> [Stated task]
Pick out every line holding the string "Development" and copy it.

● ● ●

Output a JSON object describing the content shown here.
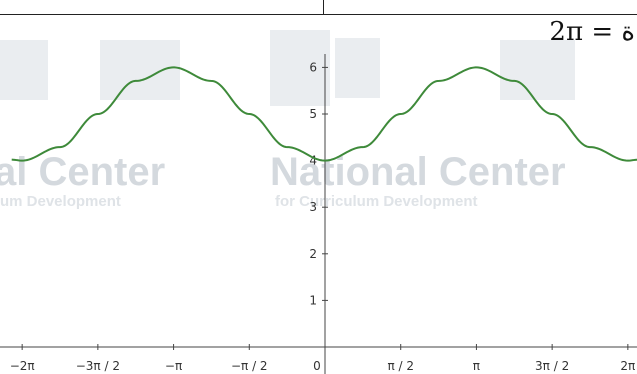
{
  "header": {
    "period_text": "2π = ة"
  },
  "watermark": {
    "title_left": "al Center",
    "title_right": "National Center",
    "subtitle_left": "um Development",
    "subtitle_right": "for Curriculum Development"
  },
  "chart_data": {
    "type": "line",
    "function": "y = 5 - cos(x)",
    "xlim": [
      -6.75,
      6.75
    ],
    "ylim": [
      -0.5,
      6.6
    ],
    "x_ticks": [
      {
        "value": -6.2832,
        "label": "−2π"
      },
      {
        "value": -4.7124,
        "label": "−3π / 2"
      },
      {
        "value": -3.1416,
        "label": "−π"
      },
      {
        "value": -1.5708,
        "label": "−π / 2"
      },
      {
        "value": 0,
        "label": "0"
      },
      {
        "value": 1.5708,
        "label": "π / 2"
      },
      {
        "value": 3.1416,
        "label": "π"
      },
      {
        "value": 4.7124,
        "label": "3π / 2"
      },
      {
        "value": 6.2832,
        "label": "2π"
      }
    ],
    "y_ticks": [
      {
        "value": 1,
        "label": "1"
      },
      {
        "value": 2,
        "label": "2"
      },
      {
        "value": 3,
        "label": "3"
      },
      {
        "value": 4,
        "label": "4"
      },
      {
        "value": 5,
        "label": "5"
      },
      {
        "value": 6,
        "label": "6"
      }
    ],
    "series": [
      {
        "color": "#3e8a3a",
        "x": [
          -6.5,
          -6.2832,
          -5.4978,
          -4.7124,
          -3.927,
          -3.1416,
          -2.3562,
          -1.5708,
          -0.7854,
          0,
          0.7854,
          1.5708,
          2.3562,
          3.1416,
          3.927,
          4.7124,
          5.4978,
          6.2832,
          6.5
        ],
        "y": [
          4.02,
          4.0,
          4.29,
          5.0,
          5.71,
          6.0,
          5.71,
          5.0,
          4.29,
          4.0,
          4.29,
          5.0,
          5.71,
          6.0,
          5.71,
          5.0,
          4.29,
          4.0,
          4.02
        ]
      }
    ]
  }
}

● ● ●

> [Reply]
    "subtitle_left": "um Development",
    "subtitle_right": "for Curriculum Development"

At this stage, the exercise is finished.